Each entry should be quoted word for word, including every mark of punctuation.

───── Supplied information ─────

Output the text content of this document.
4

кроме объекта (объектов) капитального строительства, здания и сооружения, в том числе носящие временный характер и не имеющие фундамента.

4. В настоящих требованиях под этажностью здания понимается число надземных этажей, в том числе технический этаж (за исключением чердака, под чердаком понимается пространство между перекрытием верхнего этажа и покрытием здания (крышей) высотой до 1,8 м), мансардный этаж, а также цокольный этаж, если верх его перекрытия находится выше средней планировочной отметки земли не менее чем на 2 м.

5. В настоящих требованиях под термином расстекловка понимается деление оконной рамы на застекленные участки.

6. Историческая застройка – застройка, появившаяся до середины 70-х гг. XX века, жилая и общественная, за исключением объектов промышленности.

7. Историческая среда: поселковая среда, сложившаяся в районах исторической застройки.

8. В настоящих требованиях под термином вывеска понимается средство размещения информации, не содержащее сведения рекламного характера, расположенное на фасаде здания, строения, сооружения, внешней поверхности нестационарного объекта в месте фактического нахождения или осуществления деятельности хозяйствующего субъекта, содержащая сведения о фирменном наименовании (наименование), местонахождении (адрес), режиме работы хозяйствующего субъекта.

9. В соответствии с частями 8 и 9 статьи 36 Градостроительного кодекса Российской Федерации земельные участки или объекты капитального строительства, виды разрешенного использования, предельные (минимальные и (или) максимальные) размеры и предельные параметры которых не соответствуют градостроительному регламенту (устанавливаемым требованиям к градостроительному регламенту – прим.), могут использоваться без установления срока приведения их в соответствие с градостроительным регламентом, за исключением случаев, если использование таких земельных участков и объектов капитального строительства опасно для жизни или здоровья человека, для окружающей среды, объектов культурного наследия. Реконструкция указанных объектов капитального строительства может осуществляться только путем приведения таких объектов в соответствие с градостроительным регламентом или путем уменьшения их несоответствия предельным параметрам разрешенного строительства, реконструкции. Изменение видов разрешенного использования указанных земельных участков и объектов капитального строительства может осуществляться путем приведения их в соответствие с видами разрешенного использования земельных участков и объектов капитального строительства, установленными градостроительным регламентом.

─────

Solution below:
Output the text content of this document.
4

кроме объекта (объектов) капитального строительства, здания и сооружения, в том числе носящие временный характер и не имеющие фундамента.

4. В настоящих требованиях под этажностью здания понимается число надземных этажей, в том числе технический этаж (за исключением чердака, под чердаком понимается пространство между перекрытием верхнего этажа и покрытием здания (крышей) высотой до 1,8 м), мансардный этаж, а также цокольный этаж, если верх его перекрытия находится выше средней планировочной отметки земли не менее чем на 2 м.

5. В настоящих требованиях под термином расстекловка понимается деление оконной рамы на застекленные участки.

6. Историческая застройка – застройка, появившаяся до середины 70-х гг. XX века, жилая и общественная, за исключением объектов промышленности.

7. Историческая среда: поселковая среда, сложившаяся в районах исторической застройки.

8. В настоящих требованиях под термином вывеска понимается средство размещения информации, не содержащее сведения рекламного характера, расположенное на фасаде здания, строения, сооружения, внешней поверхности нестационарного объекта в месте фактического нахождения или осуществления деятельности хозяйствующего субъекта, содержащая сведения о фирменном наименовании (наименование), местонахождении (адрес), режиме работы хозяйствующего субъекта.

9. В соответствии с частями 8 и 9 статьи 36 Градостроительного кодекса Российской Федерации земельные участки или объекты капитального строительства, виды разрешенного использования, предельные (минимальные и (или) максимальные) размеры и предельные параметры которых не соответствуют градостроительному регламенту (устанавливаемым требованиям к градостроительному регламенту – прим.), могут использоваться без установления срока приведения их в соответствие с градостроительным регламентом, за исключением случаев, если использование таких земельных участков и объектов капитального строительства опасно для жизни или здоровья человека, для окружающей среды, объектов культурного наследия. Реконструкция указанных объектов капитального строительства может осуществляться только путем приведения таких объектов в соответствие с градостроительным регламентом или путем уменьшения их несоответствия предельным параметрам разрешенного строительства, реконструкции. Изменение видов разрешенного использования указанных земельных участков и объектов капитального строительства может осуществляться путем приведения их в соответствие с видами разрешенного использования земельных участков и объектов капитального строительства, установленными градостроительным регламентом.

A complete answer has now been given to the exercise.